_WHAT IS REQUIRED_
Write down every entry below once more, exactly.

_MATERIALS PROVIDED_
========

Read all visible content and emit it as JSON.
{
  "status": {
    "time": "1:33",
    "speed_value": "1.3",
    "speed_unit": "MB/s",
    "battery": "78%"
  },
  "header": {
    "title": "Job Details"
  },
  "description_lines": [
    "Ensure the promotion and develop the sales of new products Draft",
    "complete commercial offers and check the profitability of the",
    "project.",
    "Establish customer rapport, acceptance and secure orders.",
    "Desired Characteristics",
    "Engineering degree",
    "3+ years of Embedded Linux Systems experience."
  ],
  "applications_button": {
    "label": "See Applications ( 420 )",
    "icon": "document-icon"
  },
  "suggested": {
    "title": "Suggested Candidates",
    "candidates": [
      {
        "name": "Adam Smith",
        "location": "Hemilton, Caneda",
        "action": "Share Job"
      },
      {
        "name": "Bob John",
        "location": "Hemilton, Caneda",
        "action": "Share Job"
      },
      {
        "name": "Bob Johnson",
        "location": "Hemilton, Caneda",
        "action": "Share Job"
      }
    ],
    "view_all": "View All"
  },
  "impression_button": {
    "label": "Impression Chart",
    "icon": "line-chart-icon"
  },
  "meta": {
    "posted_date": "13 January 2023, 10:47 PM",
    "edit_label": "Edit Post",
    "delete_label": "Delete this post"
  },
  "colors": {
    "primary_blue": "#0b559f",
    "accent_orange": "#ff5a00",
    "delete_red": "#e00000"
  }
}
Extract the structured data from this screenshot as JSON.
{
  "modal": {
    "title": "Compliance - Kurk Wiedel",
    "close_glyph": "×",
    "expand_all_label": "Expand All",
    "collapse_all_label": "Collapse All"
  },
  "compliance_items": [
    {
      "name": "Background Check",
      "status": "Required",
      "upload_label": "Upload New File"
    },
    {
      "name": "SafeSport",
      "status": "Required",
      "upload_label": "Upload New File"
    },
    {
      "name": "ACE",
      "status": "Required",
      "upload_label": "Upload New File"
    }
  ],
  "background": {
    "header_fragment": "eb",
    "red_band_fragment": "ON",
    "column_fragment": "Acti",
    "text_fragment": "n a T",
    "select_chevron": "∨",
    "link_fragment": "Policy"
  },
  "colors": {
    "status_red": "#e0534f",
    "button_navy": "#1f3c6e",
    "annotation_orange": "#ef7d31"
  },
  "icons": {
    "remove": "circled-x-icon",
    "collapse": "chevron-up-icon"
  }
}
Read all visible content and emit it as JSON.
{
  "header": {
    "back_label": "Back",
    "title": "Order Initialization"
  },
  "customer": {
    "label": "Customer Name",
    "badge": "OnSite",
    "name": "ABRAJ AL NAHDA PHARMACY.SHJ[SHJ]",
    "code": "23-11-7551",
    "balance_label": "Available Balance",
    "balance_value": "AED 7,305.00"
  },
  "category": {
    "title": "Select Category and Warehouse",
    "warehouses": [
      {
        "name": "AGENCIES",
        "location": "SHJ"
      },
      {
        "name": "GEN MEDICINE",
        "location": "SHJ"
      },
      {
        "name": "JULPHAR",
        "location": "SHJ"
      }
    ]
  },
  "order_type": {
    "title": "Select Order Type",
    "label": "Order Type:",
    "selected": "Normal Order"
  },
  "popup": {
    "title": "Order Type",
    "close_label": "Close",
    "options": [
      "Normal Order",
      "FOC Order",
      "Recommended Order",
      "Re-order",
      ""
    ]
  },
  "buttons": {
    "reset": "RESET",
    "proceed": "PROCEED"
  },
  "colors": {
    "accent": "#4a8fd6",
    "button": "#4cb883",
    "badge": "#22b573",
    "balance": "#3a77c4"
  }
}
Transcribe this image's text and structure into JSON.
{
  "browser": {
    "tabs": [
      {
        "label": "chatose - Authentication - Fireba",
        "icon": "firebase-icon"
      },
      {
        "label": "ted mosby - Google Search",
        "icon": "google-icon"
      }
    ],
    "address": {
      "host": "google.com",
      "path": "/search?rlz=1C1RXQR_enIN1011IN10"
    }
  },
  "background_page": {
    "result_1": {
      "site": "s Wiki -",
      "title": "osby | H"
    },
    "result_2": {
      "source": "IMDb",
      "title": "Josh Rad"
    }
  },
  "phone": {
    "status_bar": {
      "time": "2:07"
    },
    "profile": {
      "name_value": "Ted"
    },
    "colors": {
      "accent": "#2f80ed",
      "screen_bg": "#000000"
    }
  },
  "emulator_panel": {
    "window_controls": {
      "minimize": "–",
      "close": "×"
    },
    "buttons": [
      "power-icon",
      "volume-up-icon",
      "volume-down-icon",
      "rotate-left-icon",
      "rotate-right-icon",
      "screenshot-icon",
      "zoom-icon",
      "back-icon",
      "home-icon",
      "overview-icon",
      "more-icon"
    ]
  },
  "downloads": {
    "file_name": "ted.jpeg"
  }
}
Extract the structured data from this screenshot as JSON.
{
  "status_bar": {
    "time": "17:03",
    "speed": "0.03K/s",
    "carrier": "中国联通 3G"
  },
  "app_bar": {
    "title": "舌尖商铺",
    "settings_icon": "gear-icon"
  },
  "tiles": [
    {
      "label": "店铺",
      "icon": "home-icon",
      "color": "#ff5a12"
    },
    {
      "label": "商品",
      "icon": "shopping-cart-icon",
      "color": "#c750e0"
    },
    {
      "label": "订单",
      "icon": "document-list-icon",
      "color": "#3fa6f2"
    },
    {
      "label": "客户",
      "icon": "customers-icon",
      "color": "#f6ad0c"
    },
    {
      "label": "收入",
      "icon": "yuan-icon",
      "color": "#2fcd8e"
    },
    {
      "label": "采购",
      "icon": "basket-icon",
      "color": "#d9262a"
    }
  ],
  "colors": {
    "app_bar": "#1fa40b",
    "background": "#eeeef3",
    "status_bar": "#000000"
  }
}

========

_OUTPUT_
Read all visible content and emit it as JSON.
{
  "status": {
    "time": "1:33",
    "speed_value": "1.3",
    "speed_unit": "MB/s",
    "battery": "78%"
  },
  "header": {
    "title": "Job Details"
  },
  "description_lines": [
    "Ensure the promotion and develop the sales of new products Draft",
    "complete commercial offers and check the profitability of the",
    "project.",
    "Establish customer rapport, acceptance and secure orders.",
    "Desired Characteristics",
    "Engineering degree",
    "3+ years of Embedded Linux Systems experience."
  ],
  "applications_button": {
    "label": "See Applications ( 420 )",
    "icon": "document-icon"
  },
  "suggested": {
    "title": "Suggested Candidates",
    "candidates": [
      {
        "name": "Adam Smith",
        "location": "Hemilton, Caneda",
        "action": "Share Job"
      },
      {
        "name": "Bob John",
        "location": "Hemilton, Caneda",
        "action": "Share Job"
      },
      {
        "name": "Bob Johnson",
        "location": "Hemilton, Caneda",
        "action": "Share Job"
      }
    ],
    "view_all": "View All"
  },
  "impression_button": {
    "label": "Impression Chart",
    "icon": "line-chart-icon"
  },
  "meta": {
    "posted_date": "13 January 2023, 10:47 PM",
    "edit_label": "Edit Post",
    "delete_label": "Delete this post"
  },
  "colors": {
    "primary_blue": "#0b559f",
    "accent_orange": "#ff5a00",
    "delete_red": "#e00000"
  }
}
Extract the structured data from this screenshot as JSON.
{
  "modal": {
    "title": "Compliance - Kurk Wiedel",
    "close_glyph": "×",
    "expand_all_label": "Expand All",
    "collapse_all_label": "Collapse All"
  },
  "compliance_items": [
    {
      "name": "Background Check",
      "status": "Required",
      "upload_label": "Upload New File"
    },
    {
      "name": "SafeSport",
      "status": "Required",
      "upload_label": "Upload New File"
    },
    {
      "name": "ACE",
      "status": "Required",
      "upload_label": "Upload New File"
    }
  ],
  "background": {
    "header_fragment": "eb",
    "red_band_fragment": "ON",
    "column_fragment": "Acti",
    "text_fragment": "n a T",
    "select_chevron": "∨",
    "link_fragment": "Policy"
  },
  "colors": {
    "status_red": "#e0534f",
    "button_navy": "#1f3c6e",
    "annotation_orange": "#ef7d31"
  },
  "icons": {
    "remove": "circled-x-icon",
    "collapse": "chevron-up-icon"
  }
}
Read all visible content and emit it as JSON.
{
  "header": {
    "back_label": "Back",
    "title": "Order Initialization"
  },
  "customer": {
    "label": "Customer Name",
    "badge": "OnSite",
    "name": "ABRAJ AL NAHDA PHARMACY.SHJ[SHJ]",
    "code": "23-11-7551",
    "balance_label": "Available Balance",
    "balance_value": "AED 7,305.00"
  },
  "category": {
    "title": "Select Category and Warehouse",
    "warehouses": [
      {
        "name": "AGENCIES",
        "location": "SHJ"
      },
      {
        "name": "GEN MEDICINE",
        "location": "SHJ"
      },
      {
        "name": "JULPHAR",
        "location": "SHJ"
      }
    ]
  },
  "order_type": {
    "title": "Select Order Type",
    "label": "Order Type:",
    "selected": "Normal Order"
  },
  "popup": {
    "title": "Order Type",
    "close_label": "Close",
    "options": [
      "Normal Order",
      "FOC Order",
      "Recommended Order",
      "Re-order",
      ""
    ]
  },
  "buttons": {
    "reset": "RESET",
    "proceed": "PROCEED"
  },
  "colors": {
    "accent": "#4a8fd6",
    "button": "#4cb883",
    "badge": "#22b573",
    "balance": "#3a77c4"
  }
}
Transcribe this image's text and structure into JSON.
{
  "browser": {
    "tabs": [
      {
        "label": "chatose - Authentication - Fireba",
        "icon": "firebase-icon"
      },
      {
        "label": "ted mosby - Google Search",
        "icon": "google-icon"
      }
    ],
    "address": {
      "host": "google.com",
      "path": "/search?rlz=1C1RXQR_enIN1011IN10"
    }
  },
  "background_page": {
    "result_1": {
      "site": "s Wiki -",
      "title": "osby | H"
    },
    "result_2": {
      "source": "IMDb",
      "title": "Josh Rad"
    }
  },
  "phone": {
    "status_bar": {
      "time": "2:07"
    },
    "profile": {
      "name_value": "Ted"
    },
    "colors": {
      "accent": "#2f80ed",
      "screen_bg": "#000000"
    }
  },
  "emulator_panel": {
    "window_controls": {
      "minimize": "–",
      "close": "×"
    },
    "buttons": [
      "power-icon",
      "volume-up-icon",
      "volume-down-icon",
      "rotate-left-icon",
      "rotate-right-icon",
      "screenshot-icon",
      "zoom-icon",
      "back-icon",
      "home-icon",
      "overview-icon",
      "more-icon"
    ]
  },
  "downloads": {
    "file_name": "ted.jpeg"
  }
}
Extract the structured data from this screenshot as JSON.
{
  "status_bar": {
    "time": "17:03",
    "speed": "0.03K/s",
    "carrier": "中国联通 3G"
  },
  "app_bar": {
    "title": "舌尖商铺",
    "settings_icon": "gear-icon"
  },
  "tiles": [
    {
      "label": "店铺",
      "icon": "home-icon",
      "color": "#ff5a12"
    },
    {
      "label": "商品",
      "icon": "shopping-cart-icon",
      "color": "#c750e0"
    },
    {
      "label": "订单",
      "icon": "document-list-icon",
      "color": "#3fa6f2"
    },
    {
      "label": "客户",
      "icon": "customers-icon",
      "color": "#f6ad0c"
    },
    {
      "label": "收入",
      "icon": "yuan-icon",
      "color": "#2fcd8e"
    },
    {
      "label": "采购",
      "icon": "basket-icon",
      "color": "#d9262a"
    }
  ],
  "colors": {
    "app_bar": "#1fa40b",
    "background": "#eeeef3",
    "status_bar": "#000000"
  }
}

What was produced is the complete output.